WHAT THE TASK ASKS: Could you extract every entry below and reproduce it exactly?

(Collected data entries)
* * * * * * * * *
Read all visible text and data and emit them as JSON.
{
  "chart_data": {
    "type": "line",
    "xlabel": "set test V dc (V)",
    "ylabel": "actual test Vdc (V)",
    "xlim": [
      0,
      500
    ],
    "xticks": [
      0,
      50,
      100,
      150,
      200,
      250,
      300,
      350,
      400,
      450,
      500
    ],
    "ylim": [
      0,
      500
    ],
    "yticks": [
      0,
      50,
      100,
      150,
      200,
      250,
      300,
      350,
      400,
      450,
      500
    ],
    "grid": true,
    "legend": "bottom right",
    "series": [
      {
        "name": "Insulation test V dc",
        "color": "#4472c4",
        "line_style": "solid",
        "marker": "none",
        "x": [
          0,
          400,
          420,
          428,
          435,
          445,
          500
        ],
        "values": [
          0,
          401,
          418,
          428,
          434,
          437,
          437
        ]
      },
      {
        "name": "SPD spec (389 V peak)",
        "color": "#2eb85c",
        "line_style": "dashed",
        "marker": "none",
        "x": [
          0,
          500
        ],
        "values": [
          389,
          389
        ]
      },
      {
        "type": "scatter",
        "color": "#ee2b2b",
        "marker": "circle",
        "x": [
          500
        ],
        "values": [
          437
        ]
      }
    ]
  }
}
* * * * * * * * *
RESPONSE TO THE TASK:
Read all visible text and data and emit them as JSON.
{
  "chart_data": {
    "type": "line",
    "xlabel": "set test V dc (V)",
    "ylabel": "actual test Vdc (V)",
    "xlim": [
      0,
      500
    ],
    "xticks": [
      0,
      50,
      100,
      150,
      200,
      250,
      300,
      350,
      400,
      450,
      500
    ],
    "ylim": [
      0,
      500
    ],
    "yticks": [
      0,
      50,
      100,
      150,
      200,
      250,
      300,
      350,
      400,
      450,
      500
    ],
    "grid": true,
    "legend": "bottom right",
    "series": [
      {
        "name": "Insulation test V dc",
        "color": "#4472c4",
        "line_style": "solid",
        "marker": "none",
        "x": [
          0,
          400,
          420,
          428,
          435,
          445,
          500
        ],
        "values": [
          0,
          401,
          418,
          428,
          434,
          437,
          437
        ]
      },
      {
        "name": "SPD spec (389 V peak)",
        "color": "#2eb85c",
        "line_style": "dashed",
        "marker": "none",
        "x": [
          0,
          500
        ],
        "values": [
          389,
          389
        ]
      },
      {
        "type": "scatter",
        "color": "#ee2b2b",
        "marker": "circle",
        "x": [
          500
        ],
        "values": [
          437
        ]
      }
    ]
  }
}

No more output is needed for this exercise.